#### Extracted data ####

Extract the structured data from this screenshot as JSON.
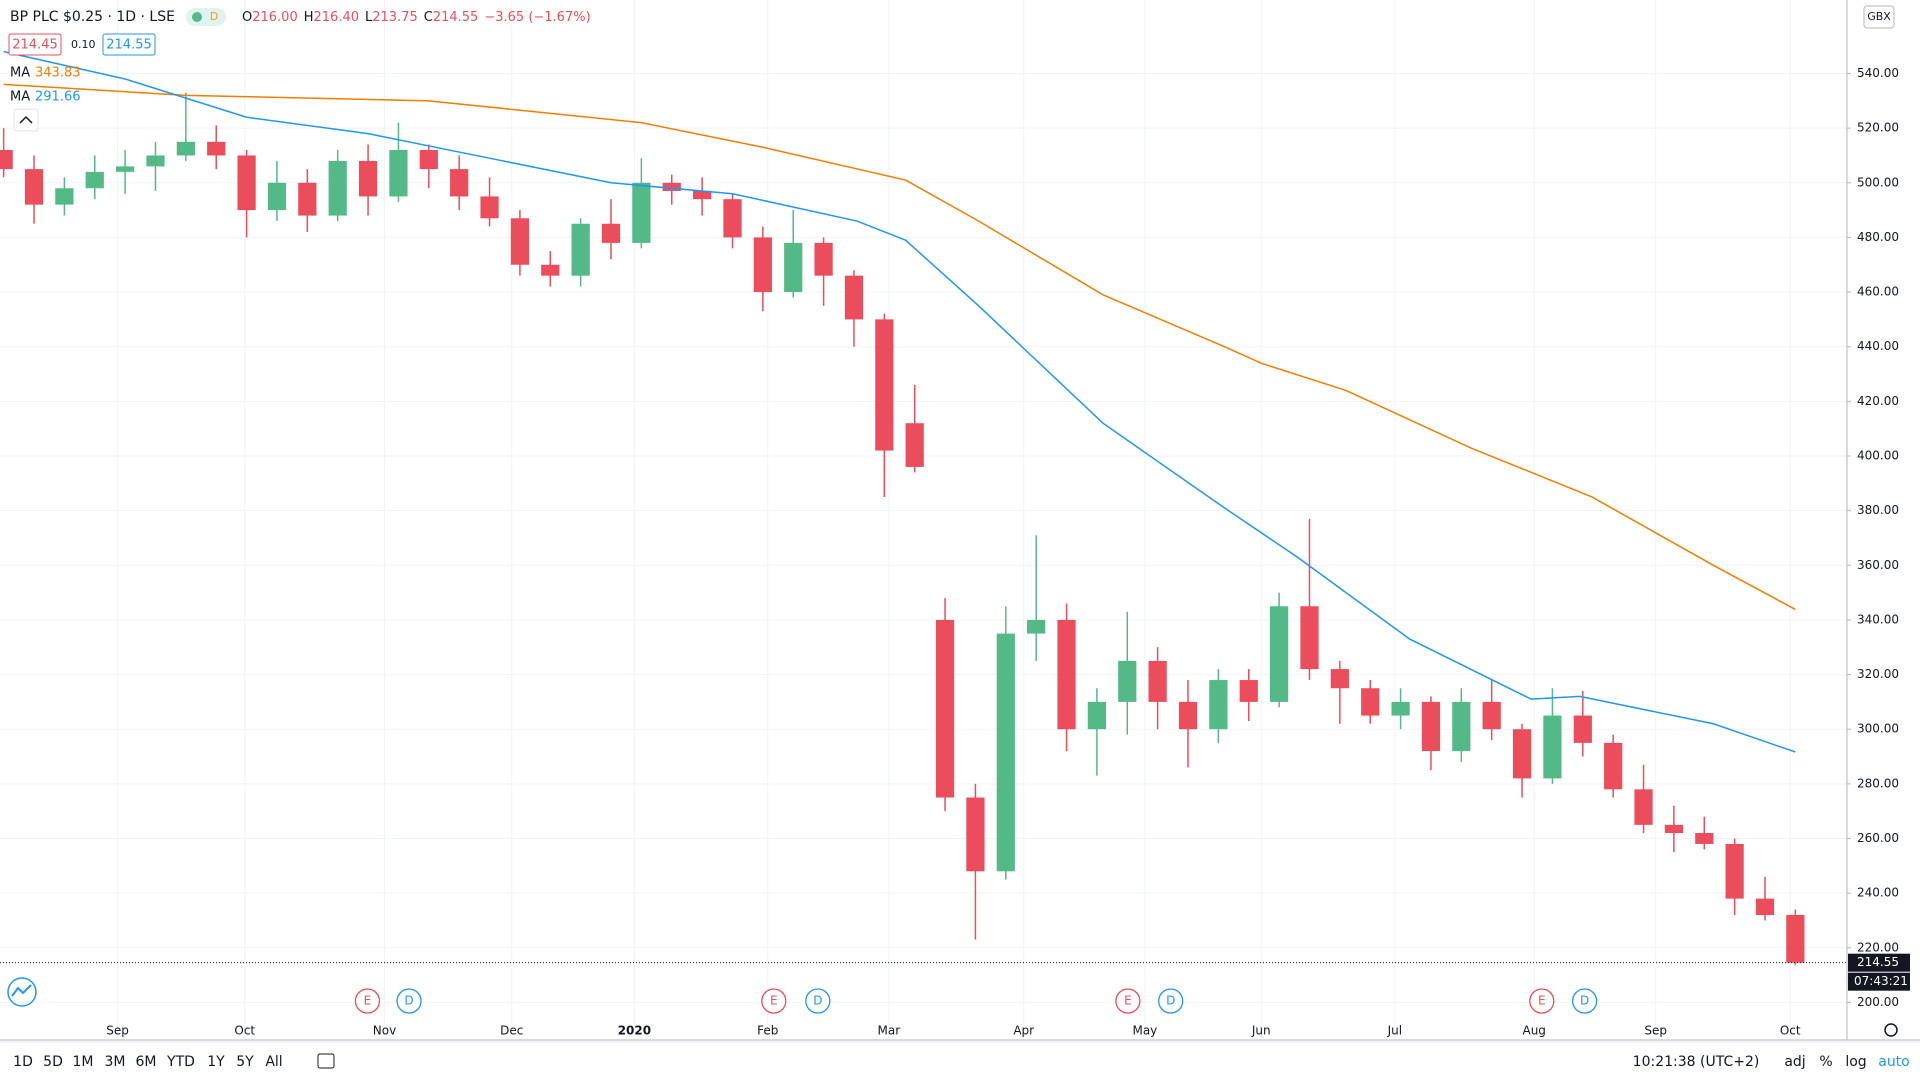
{
  "header": {
    "title": "BP PLC $0.25 · 1D · LSE",
    "badge": "D",
    "ohlc": [
      {
        "label": "O",
        "value": "216.00"
      },
      {
        "label": "H",
        "value": "216.40"
      },
      {
        "label": "L",
        "value": "213.75"
      },
      {
        "label": "C",
        "value": "214.55"
      }
    ],
    "change": "−3.65 (−1.67%)",
    "bid": "214.45",
    "spread": "0.10",
    "ask": "214.55",
    "currency": "GBX",
    "countdown": "07:43:21"
  },
  "toolbar": {
    "ranges": [
      "1D",
      "5D",
      "1M",
      "3M",
      "6M",
      "YTD",
      "1Y",
      "5Y",
      "All"
    ],
    "clock": "10:21:38 (UTC+2)",
    "options": [
      "adj",
      "%",
      "log",
      "auto"
    ]
  },
  "chart_data": {
    "type": "candlestick",
    "up_color": "#53b987",
    "down_color": "#eb4d5c",
    "grid": true,
    "log_scale": false,
    "x": [
      0,
      1,
      2,
      3,
      4,
      5,
      6,
      7,
      8,
      9,
      10,
      11,
      12,
      13,
      14,
      15,
      16,
      17,
      18,
      19,
      20,
      21,
      22,
      23,
      24,
      25,
      26,
      27,
      28,
      29,
      30,
      31,
      32,
      33,
      34,
      35,
      36,
      37,
      38,
      39,
      40,
      41,
      42,
      43,
      44,
      45,
      46,
      47,
      48,
      49,
      50,
      51,
      52,
      53,
      54,
      55,
      56,
      57,
      58,
      59
    ],
    "open": [
      512,
      505,
      492,
      498,
      504,
      506,
      510,
      515,
      510,
      490,
      500,
      488,
      508,
      495,
      512,
      505,
      495,
      487,
      470,
      466,
      485,
      478,
      500,
      497,
      494,
      480,
      460,
      478,
      466,
      450,
      412,
      340,
      275,
      248,
      335,
      340,
      300,
      310,
      325,
      310,
      300,
      318,
      310,
      345,
      322,
      315,
      305,
      310,
      292,
      310,
      300,
      282,
      305,
      295,
      278,
      265,
      262,
      258,
      238,
      232
    ],
    "high": [
      520,
      510,
      502,
      510,
      512,
      515,
      533,
      521,
      512,
      508,
      505,
      512,
      514,
      522,
      514,
      510,
      502,
      490,
      475,
      487,
      494,
      509,
      503,
      502,
      496,
      484,
      490,
      480,
      468,
      452,
      426,
      348,
      280,
      345,
      371,
      346,
      315,
      343,
      330,
      318,
      322,
      322,
      350,
      377,
      325,
      318,
      315,
      312,
      315,
      318,
      302,
      315,
      314,
      298,
      287,
      272,
      268,
      260,
      246,
      234
    ],
    "low": [
      502,
      485,
      488,
      494,
      496,
      497,
      508,
      505,
      480,
      486,
      482,
      486,
      488,
      493,
      498,
      490,
      484,
      466,
      462,
      462,
      472,
      476,
      492,
      488,
      476,
      453,
      458,
      455,
      440,
      385,
      394,
      270,
      223,
      245,
      325,
      292,
      283,
      298,
      300,
      286,
      295,
      303,
      308,
      318,
      302,
      302,
      300,
      285,
      288,
      296,
      275,
      280,
      290,
      275,
      262,
      255,
      256,
      232,
      230,
      213.75
    ],
    "close": [
      505,
      492,
      498,
      504,
      506,
      510,
      515,
      510,
      490,
      500,
      488,
      508,
      495,
      512,
      505,
      495,
      487,
      470,
      466,
      485,
      478,
      500,
      497,
      494,
      480,
      460,
      478,
      466,
      450,
      402,
      396,
      275,
      248,
      335,
      340,
      300,
      310,
      325,
      310,
      300,
      318,
      310,
      345,
      322,
      315,
      305,
      310,
      292,
      310,
      300,
      282,
      305,
      295,
      278,
      265,
      262,
      258,
      238,
      232,
      214.55
    ],
    "series": [
      {
        "name": "MA",
        "color": "#f57c00",
        "x": [
          0,
          6,
          14,
          21,
          25,
          29.7,
          32.1,
          36.2,
          40.2,
          41.4,
          44.2,
          48.3,
          52.3,
          56.3,
          59
        ],
        "values": [
          536,
          532,
          530,
          522,
          513,
          501,
          486,
          459,
          440,
          434,
          424,
          403,
          385,
          360,
          343.83
        ]
      },
      {
        "name": "MA",
        "color": "#2196f3",
        "x": [
          0,
          4,
          8,
          12,
          16,
          20,
          24,
          28.1,
          29.7,
          32.1,
          36.2,
          40.2,
          42.6,
          46.3,
          50.3,
          51.9,
          56.3,
          59
        ],
        "values": [
          548,
          538,
          524,
          518,
          509,
          500,
          496,
          486,
          479,
          455,
          412,
          381,
          363,
          333,
          311,
          312,
          302,
          291.66
        ]
      }
    ],
    "events": [
      {
        "x": 11.98,
        "label": "E"
      },
      {
        "x": 13.35,
        "label": "D"
      },
      {
        "x": 25.36,
        "label": "E"
      },
      {
        "x": 26.81,
        "label": "D"
      },
      {
        "x": 37.02,
        "label": "E"
      },
      {
        "x": 38.43,
        "label": "D"
      },
      {
        "x": 50.65,
        "label": "E"
      },
      {
        "x": 52.06,
        "label": "D"
      }
    ],
    "last_price": 214.55,
    "xlim": [
      -0.12,
      60.7
    ],
    "xticks": [
      {
        "value": 3.75,
        "label": "Sep"
      },
      {
        "value": 7.94,
        "label": "Oct"
      },
      {
        "value": 12.54,
        "label": "Nov"
      },
      {
        "value": 16.73,
        "label": "Dec"
      },
      {
        "value": 20.77,
        "label": "2020"
      },
      {
        "value": 25.16,
        "label": "Feb"
      },
      {
        "value": 29.15,
        "label": "Mar"
      },
      {
        "value": 33.59,
        "label": "Apr"
      },
      {
        "value": 37.58,
        "label": "May"
      },
      {
        "value": 41.41,
        "label": "Jun"
      },
      {
        "value": 45.81,
        "label": "Jul"
      },
      {
        "value": 50.4,
        "label": "Aug"
      },
      {
        "value": 54.4,
        "label": "Sep"
      },
      {
        "value": 58.83,
        "label": "Oct"
      }
    ],
    "ylim": [
      195.4,
      566.9
    ],
    "yticks": [
      {
        "value": 200,
        "label": "200.00"
      },
      {
        "value": 220,
        "label": "220.00"
      },
      {
        "value": 240,
        "label": "240.00"
      },
      {
        "value": 260,
        "label": "260.00"
      },
      {
        "value": 280,
        "label": "280.00"
      },
      {
        "value": 300,
        "label": "300.00"
      },
      {
        "value": 320,
        "label": "320.00"
      },
      {
        "value": 340,
        "label": "340.00"
      },
      {
        "value": 360,
        "label": "360.00"
      },
      {
        "value": 380,
        "label": "380.00"
      },
      {
        "value": 400,
        "label": "400.00"
      },
      {
        "value": 420,
        "label": "420.00"
      },
      {
        "value": 440,
        "label": "440.00"
      },
      {
        "value": 460,
        "label": "460.00"
      },
      {
        "value": 480,
        "label": "480.00"
      },
      {
        "value": 500,
        "label": "500.00"
      },
      {
        "value": 520,
        "label": "520.00"
      },
      {
        "value": 540,
        "label": "540.00"
      }
    ]
  }
}
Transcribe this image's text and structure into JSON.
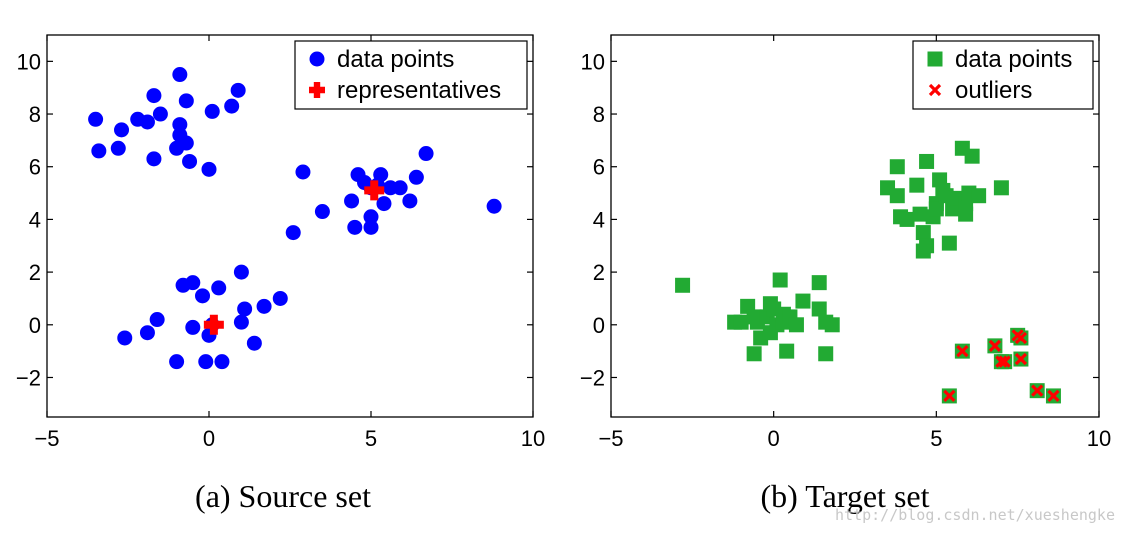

####

Aim -> From the listing above, collect every line that mentions the word "JSON".

Result ->
Extract the structured data from this screenshot as JSON.
Transcribe this image's text and structure into JSON.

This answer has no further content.